## BEGIN

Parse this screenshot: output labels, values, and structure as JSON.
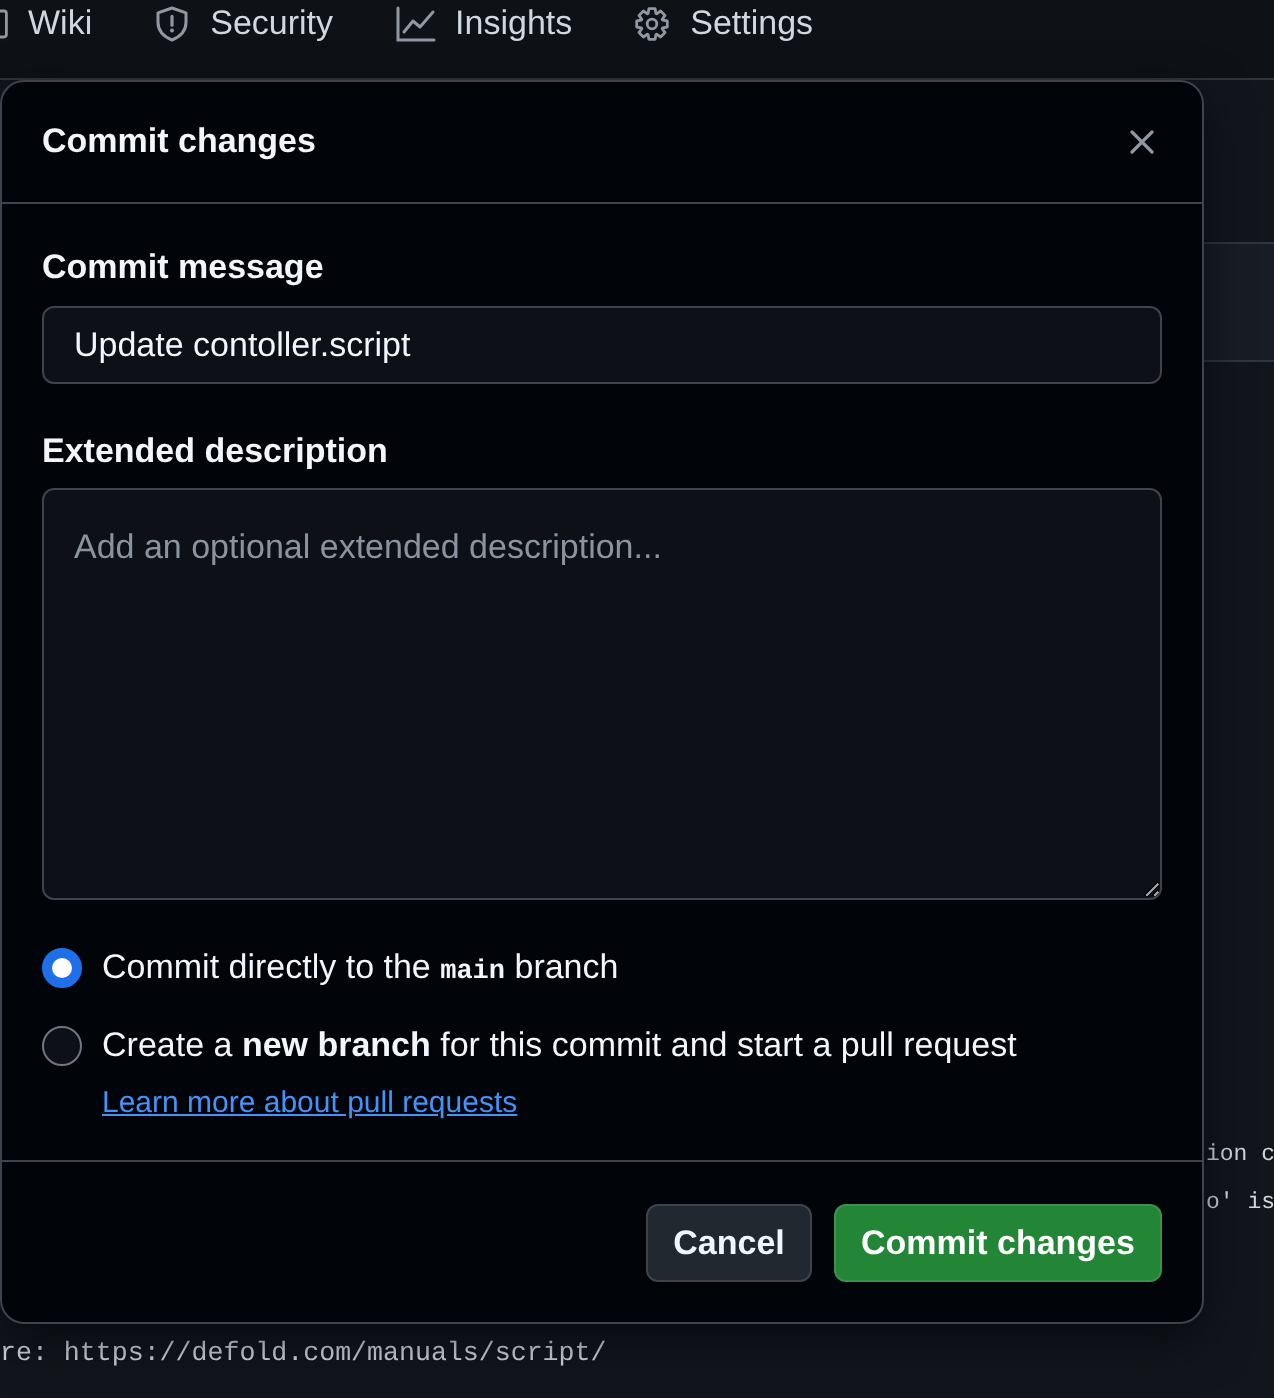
{
  "nav": {
    "tabs": [
      {
        "label": "Wiki",
        "selected": false
      },
      {
        "label": "Security",
        "selected": false
      },
      {
        "label": "Insights",
        "selected": false
      },
      {
        "label": "Settings",
        "selected": false
      }
    ]
  },
  "background": {
    "right_edge_code": [
      "ion c",
      "o' is"
    ],
    "bottom_code": [
      "re: https://defold.com/manuals/script/"
    ]
  },
  "dialog": {
    "title": "Commit changes",
    "commit_message": {
      "label": "Commit message",
      "value": "Update contoller.script"
    },
    "extended_description": {
      "label": "Extended description",
      "placeholder": "Add an optional extended description..."
    },
    "options": [
      {
        "text": "Commit directly to the",
        "code": "main",
        "text_after": "branch",
        "selected": true
      },
      {
        "text": "Create a **new branch** for this commit and start a pull request",
        "link": "Learn more about pull requests",
        "selected": false
      }
    ],
    "buttons": [
      {
        "kind": "secondary",
        "label": "Cancel"
      },
      {
        "kind": "primary",
        "label": "Commit changes"
      }
    ]
  }
}
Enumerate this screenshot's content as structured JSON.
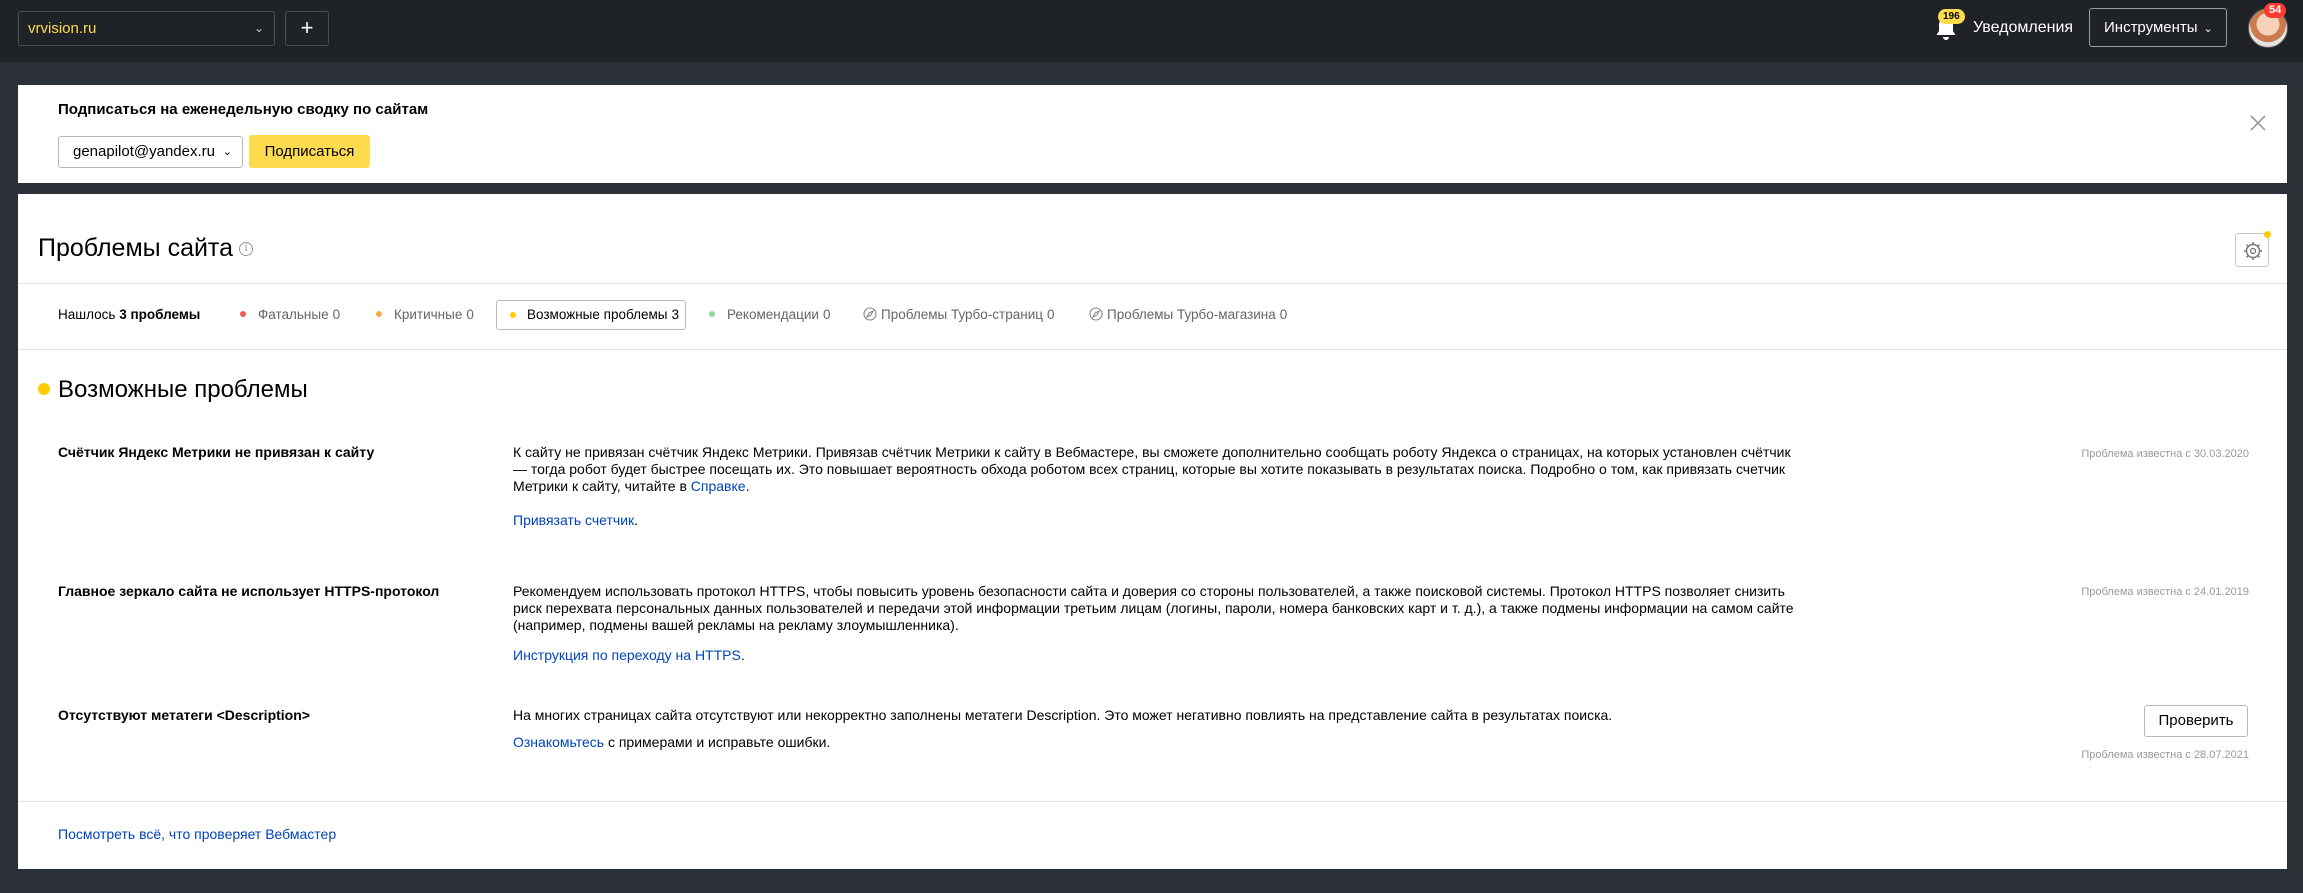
{
  "header": {
    "site": "vrvision.ru",
    "add_label": "+",
    "notifications_count": "196",
    "notifications_label": "Уведомления",
    "tools_label": "Инструменты",
    "avatar_badge": "54"
  },
  "subscribe": {
    "title": "Подписаться на еженедельную сводку по сайтам",
    "email": "genapilot@yandex.ru",
    "button": "Подписаться"
  },
  "page": {
    "title": "Проблемы сайта",
    "found_prefix": "Нашлось",
    "found_count": "3 проблемы",
    "filters": [
      {
        "label": "Фатальные",
        "count": "0",
        "color": "#f05a4b"
      },
      {
        "label": "Критичные",
        "count": "0",
        "color": "#f7a94a"
      },
      {
        "label": "Возможные проблемы",
        "count": "3",
        "color": "#ffcc00"
      },
      {
        "label": "Рекомендации",
        "count": "0",
        "color": "#8fd694"
      },
      {
        "label": "Проблемы Турбо-страниц",
        "count": "0",
        "icon": "rocket-icon"
      },
      {
        "label": "Проблемы Турбо-магазина",
        "count": "0",
        "icon": "rocket-icon"
      }
    ],
    "section_title": "Возможные проблемы",
    "issues": [
      {
        "title": "Счётчик Яндекс Метрики не привязан к сайту",
        "desc_line1": "К сайту не привязан счётчик Яндекс Метрики. Привязав счётчик Метрики к сайту в Вебмастере, вы сможете дополнительно сообщать роботу Яндекса о страницах, на которых установлен счётчик",
        "desc_line2": "— тогда робот будет быстрее посещать их. Это повышает вероятность обхода роботом всех страниц, которые вы хотите показывать в результатах поиска. Подробно о том, как привязать счетчик",
        "desc_line3_prefix": "Метрики к сайту, читайте в",
        "desc_link": "Справке",
        "action_link": "Привязать счетчик",
        "date": "Проблема известна с 30.03.2020"
      },
      {
        "title": "Главное зеркало сайта не использует HTTPS-протокол",
        "desc_line1": "Рекомендуем использовать протокол HTTPS, чтобы повысить уровень безопасности сайта и доверия со стороны пользователей, а также поисковой системы. Протокол HTTPS позволяет снизить",
        "desc_line2": "риск перехвата персональных данных пользователей и передачи этой информации третьим лицам (логины, пароли, номера банковских карт и т. д.), а также подмены информации на самом сайте",
        "desc_line3": "(например, подмены вашей рекламы на рекламу злоумышленника).",
        "action_link": "Инструкция по переходу на HTTPS",
        "date": "Проблема известна с 24.01.2019"
      },
      {
        "title": "Отсутствуют метатеги <Description>",
        "desc_line1": "На многих страницах сайта отсутствуют или некорректно заполнены метатеги Description. Это может негативно повлиять на представление сайта в результатах поиска.",
        "action_link": "Ознакомьтесь",
        "action_suffix": " с примерами и исправьте ошибки.",
        "button": "Проверить",
        "date": "Проблема известна с 28.07.2021"
      }
    ],
    "footer_link": "Посмотреть всё, что проверяет Вебмастер"
  }
}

## END

_WRITTEN TASK:_ Report how many lines contain "Метрики". Give nothing but the number.

_ANSWER:_ 3